- [To be done]
Your task is to filter the data below down to the lines holding "RELOC".

- [Recorded data]

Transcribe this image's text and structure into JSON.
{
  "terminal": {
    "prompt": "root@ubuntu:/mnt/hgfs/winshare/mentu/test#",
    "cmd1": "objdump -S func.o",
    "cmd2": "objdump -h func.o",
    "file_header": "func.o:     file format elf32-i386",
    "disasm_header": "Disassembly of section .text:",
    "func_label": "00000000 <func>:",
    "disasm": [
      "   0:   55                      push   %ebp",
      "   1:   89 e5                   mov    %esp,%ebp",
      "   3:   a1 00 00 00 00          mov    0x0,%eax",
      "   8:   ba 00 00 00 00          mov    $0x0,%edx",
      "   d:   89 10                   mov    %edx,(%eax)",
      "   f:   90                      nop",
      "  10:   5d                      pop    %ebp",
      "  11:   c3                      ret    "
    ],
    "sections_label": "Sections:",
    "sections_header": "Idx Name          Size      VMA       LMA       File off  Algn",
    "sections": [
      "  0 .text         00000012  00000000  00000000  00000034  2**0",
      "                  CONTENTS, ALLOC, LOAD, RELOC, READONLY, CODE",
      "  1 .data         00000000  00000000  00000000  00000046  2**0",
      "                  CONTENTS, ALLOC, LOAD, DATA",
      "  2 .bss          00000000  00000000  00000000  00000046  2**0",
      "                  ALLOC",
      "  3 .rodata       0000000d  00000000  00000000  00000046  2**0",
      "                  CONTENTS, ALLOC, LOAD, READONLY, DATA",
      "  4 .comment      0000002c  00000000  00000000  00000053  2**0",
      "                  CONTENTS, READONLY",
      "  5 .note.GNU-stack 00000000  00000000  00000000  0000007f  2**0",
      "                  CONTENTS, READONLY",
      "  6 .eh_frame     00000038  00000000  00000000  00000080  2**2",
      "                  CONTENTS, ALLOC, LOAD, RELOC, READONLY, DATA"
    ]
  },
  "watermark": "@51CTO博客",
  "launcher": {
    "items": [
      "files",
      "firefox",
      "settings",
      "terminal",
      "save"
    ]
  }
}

- [The response]
      "                  CONTENTS, ALLOC, LOAD, RELOC, READONLY, CODE",
      "                  CONTENTS, ALLOC, LOAD, RELOC, READONLY, DATA"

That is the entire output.